**Work instructions:** Could you repeat, word for word, every line from the one containing "Read this page and output its text content." through the final line of the records below, and nothing else?

******************************

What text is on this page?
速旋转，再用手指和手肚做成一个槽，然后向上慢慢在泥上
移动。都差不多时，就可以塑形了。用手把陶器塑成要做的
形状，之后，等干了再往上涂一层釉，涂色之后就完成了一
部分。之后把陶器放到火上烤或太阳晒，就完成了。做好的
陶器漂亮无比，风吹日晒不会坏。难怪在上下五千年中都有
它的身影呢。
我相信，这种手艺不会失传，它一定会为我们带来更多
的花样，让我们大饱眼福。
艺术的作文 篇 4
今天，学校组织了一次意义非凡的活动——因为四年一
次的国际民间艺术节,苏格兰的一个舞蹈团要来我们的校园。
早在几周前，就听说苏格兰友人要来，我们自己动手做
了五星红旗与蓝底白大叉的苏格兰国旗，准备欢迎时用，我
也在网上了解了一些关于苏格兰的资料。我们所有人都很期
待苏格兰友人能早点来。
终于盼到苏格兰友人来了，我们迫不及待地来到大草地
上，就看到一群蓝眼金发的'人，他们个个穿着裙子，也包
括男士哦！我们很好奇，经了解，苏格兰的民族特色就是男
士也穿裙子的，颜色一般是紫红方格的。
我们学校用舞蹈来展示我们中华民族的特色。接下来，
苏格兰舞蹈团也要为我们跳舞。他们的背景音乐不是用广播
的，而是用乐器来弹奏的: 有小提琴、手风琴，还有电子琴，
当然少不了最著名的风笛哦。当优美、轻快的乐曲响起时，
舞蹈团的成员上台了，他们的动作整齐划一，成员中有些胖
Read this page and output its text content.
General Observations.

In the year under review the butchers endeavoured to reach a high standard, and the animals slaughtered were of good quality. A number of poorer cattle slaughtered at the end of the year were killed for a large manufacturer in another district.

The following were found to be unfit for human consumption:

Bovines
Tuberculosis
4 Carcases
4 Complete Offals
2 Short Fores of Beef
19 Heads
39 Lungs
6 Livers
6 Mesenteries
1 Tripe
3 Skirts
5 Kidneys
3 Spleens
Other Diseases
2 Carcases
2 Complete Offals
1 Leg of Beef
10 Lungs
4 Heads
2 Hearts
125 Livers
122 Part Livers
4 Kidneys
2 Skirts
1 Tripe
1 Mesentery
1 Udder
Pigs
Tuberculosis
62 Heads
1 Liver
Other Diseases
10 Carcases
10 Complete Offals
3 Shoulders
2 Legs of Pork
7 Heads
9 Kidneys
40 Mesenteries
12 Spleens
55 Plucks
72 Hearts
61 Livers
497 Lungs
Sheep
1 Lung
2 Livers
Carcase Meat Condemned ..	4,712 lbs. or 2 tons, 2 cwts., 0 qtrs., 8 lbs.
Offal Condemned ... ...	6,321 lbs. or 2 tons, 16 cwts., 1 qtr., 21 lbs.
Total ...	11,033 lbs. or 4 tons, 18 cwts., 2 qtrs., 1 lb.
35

******************************

**Solution to the exercise:**
Read this page and output its text content.
General Observations.

In the year under review the butchers endeavoured to reach a high standard, and the animals slaughtered were of good quality. A number of poorer cattle slaughtered at the end of the year were killed for a large manufacturer in another district.

The following were found to be unfit for human consumption:

Bovines
Tuberculosis
4 Carcases
4 Complete Offals
2 Short Fores of Beef
19 Heads
39 Lungs
6 Livers
6 Mesenteries
1 Tripe
3 Skirts
5 Kidneys
3 Spleens
Other Diseases
2 Carcases
2 Complete Offals
1 Leg of Beef
10 Lungs
4 Heads
2 Hearts
125 Livers
122 Part Livers
4 Kidneys
2 Skirts
1 Tripe
1 Mesentery
1 Udder
Pigs
Tuberculosis
62 Heads
1 Liver
Other Diseases
10 Carcases
10 Complete Offals
3 Shoulders
2 Legs of Pork
7 Heads
9 Kidneys
40 Mesenteries
12 Spleens
55 Plucks
72 Hearts
61 Livers
497 Lungs
Sheep
1 Lung
2 Livers
Carcase Meat Condemned ..	4,712 lbs. or 2 tons, 2 cwts., 0 qtrs., 8 lbs.
Offal Condemned ... ...	6,321 lbs. or 2 tons, 16 cwts., 1 qtr., 21 lbs.
Total ...	11,033 lbs. or 4 tons, 18 cwts., 2 qtrs., 1 lb.
35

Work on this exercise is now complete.